(Collected data entries)
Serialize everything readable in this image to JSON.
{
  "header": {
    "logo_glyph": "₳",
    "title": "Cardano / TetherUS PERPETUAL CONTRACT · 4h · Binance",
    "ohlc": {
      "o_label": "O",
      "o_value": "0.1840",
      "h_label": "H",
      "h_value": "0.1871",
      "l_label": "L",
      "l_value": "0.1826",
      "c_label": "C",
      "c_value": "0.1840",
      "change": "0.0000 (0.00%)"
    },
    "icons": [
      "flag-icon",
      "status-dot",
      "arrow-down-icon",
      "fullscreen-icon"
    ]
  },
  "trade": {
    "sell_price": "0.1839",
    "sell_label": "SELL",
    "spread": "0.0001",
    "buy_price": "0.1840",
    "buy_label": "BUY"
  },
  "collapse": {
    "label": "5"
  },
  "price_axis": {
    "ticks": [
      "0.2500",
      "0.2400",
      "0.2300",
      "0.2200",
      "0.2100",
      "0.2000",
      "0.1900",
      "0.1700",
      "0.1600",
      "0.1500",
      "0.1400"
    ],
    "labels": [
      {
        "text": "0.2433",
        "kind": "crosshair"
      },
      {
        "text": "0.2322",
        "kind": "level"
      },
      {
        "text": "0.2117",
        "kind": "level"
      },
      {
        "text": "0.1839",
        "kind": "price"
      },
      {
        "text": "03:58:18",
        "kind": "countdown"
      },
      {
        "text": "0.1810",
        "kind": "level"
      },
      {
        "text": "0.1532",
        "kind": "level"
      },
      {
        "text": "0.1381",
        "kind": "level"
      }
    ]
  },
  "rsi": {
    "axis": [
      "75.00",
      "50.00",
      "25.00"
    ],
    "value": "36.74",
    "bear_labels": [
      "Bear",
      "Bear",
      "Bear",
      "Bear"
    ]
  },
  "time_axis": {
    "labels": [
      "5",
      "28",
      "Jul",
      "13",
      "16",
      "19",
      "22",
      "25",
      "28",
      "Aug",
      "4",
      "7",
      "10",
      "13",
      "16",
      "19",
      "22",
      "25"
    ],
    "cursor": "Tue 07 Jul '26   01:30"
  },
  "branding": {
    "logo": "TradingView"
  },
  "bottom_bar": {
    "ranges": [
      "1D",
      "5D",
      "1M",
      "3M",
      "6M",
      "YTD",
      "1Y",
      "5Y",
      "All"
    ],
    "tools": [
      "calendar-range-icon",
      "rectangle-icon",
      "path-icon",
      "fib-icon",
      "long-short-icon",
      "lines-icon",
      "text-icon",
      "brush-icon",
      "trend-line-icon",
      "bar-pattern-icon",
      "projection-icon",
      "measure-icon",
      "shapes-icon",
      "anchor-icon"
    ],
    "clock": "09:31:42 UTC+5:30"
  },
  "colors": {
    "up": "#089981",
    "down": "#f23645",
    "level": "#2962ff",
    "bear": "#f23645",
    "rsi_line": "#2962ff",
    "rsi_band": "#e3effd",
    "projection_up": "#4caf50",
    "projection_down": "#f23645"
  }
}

Task to carry out -> Reproduce the entries above in full by retyping them exactly.

Result of the exercise ->
Serialize everything readable in this image to JSON.
{
  "header": {
    "logo_glyph": "₳",
    "title": "Cardano / TetherUS PERPETUAL CONTRACT · 4h · Binance",
    "ohlc": {
      "o_label": "O",
      "o_value": "0.1840",
      "h_label": "H",
      "h_value": "0.1871",
      "l_label": "L",
      "l_value": "0.1826",
      "c_label": "C",
      "c_value": "0.1840",
      "change": "0.0000 (0.00%)"
    },
    "icons": [
      "flag-icon",
      "status-dot",
      "arrow-down-icon",
      "fullscreen-icon"
    ]
  },
  "trade": {
    "sell_price": "0.1839",
    "sell_label": "SELL",
    "spread": "0.0001",
    "buy_price": "0.1840",
    "buy_label": "BUY"
  },
  "collapse": {
    "label": "5"
  },
  "price_axis": {
    "ticks": [
      "0.2500",
      "0.2400",
      "0.2300",
      "0.2200",
      "0.2100",
      "0.2000",
      "0.1900",
      "0.1700",
      "0.1600",
      "0.1500",
      "0.1400"
    ],
    "labels": [
      {
        "text": "0.2433",
        "kind": "crosshair"
      },
      {
        "text": "0.2322",
        "kind": "level"
      },
      {
        "text": "0.2117",
        "kind": "level"
      },
      {
        "text": "0.1839",
        "kind": "price"
      },
      {
        "text": "03:58:18",
        "kind": "countdown"
      },
      {
        "text": "0.1810",
        "kind": "level"
      },
      {
        "text": "0.1532",
        "kind": "level"
      },
      {
        "text": "0.1381",
        "kind": "level"
      }
    ]
  },
  "rsi": {
    "axis": [
      "75.00",
      "50.00",
      "25.00"
    ],
    "value": "36.74",
    "bear_labels": [
      "Bear",
      "Bear",
      "Bear",
      "Bear"
    ]
  },
  "time_axis": {
    "labels": [
      "5",
      "28",
      "Jul",
      "13",
      "16",
      "19",
      "22",
      "25",
      "28",
      "Aug",
      "4",
      "7",
      "10",
      "13",
      "16",
      "19",
      "22",
      "25"
    ],
    "cursor": "Tue 07 Jul '26   01:30"
  },
  "branding": {
    "logo": "TradingView"
  },
  "bottom_bar": {
    "ranges": [
      "1D",
      "5D",
      "1M",
      "3M",
      "6M",
      "YTD",
      "1Y",
      "5Y",
      "All"
    ],
    "tools": [
      "calendar-range-icon",
      "rectangle-icon",
      "path-icon",
      "fib-icon",
      "long-short-icon",
      "lines-icon",
      "text-icon",
      "brush-icon",
      "trend-line-icon",
      "bar-pattern-icon",
      "projection-icon",
      "measure-icon",
      "shapes-icon",
      "anchor-icon"
    ],
    "clock": "09:31:42 UTC+5:30"
  },
  "colors": {
    "up": "#089981",
    "down": "#f23645",
    "level": "#2962ff",
    "bear": "#f23645",
    "rsi_line": "#2962ff",
    "rsi_band": "#e3effd",
    "projection_up": "#4caf50",
    "projection_down": "#f23645"
  }
}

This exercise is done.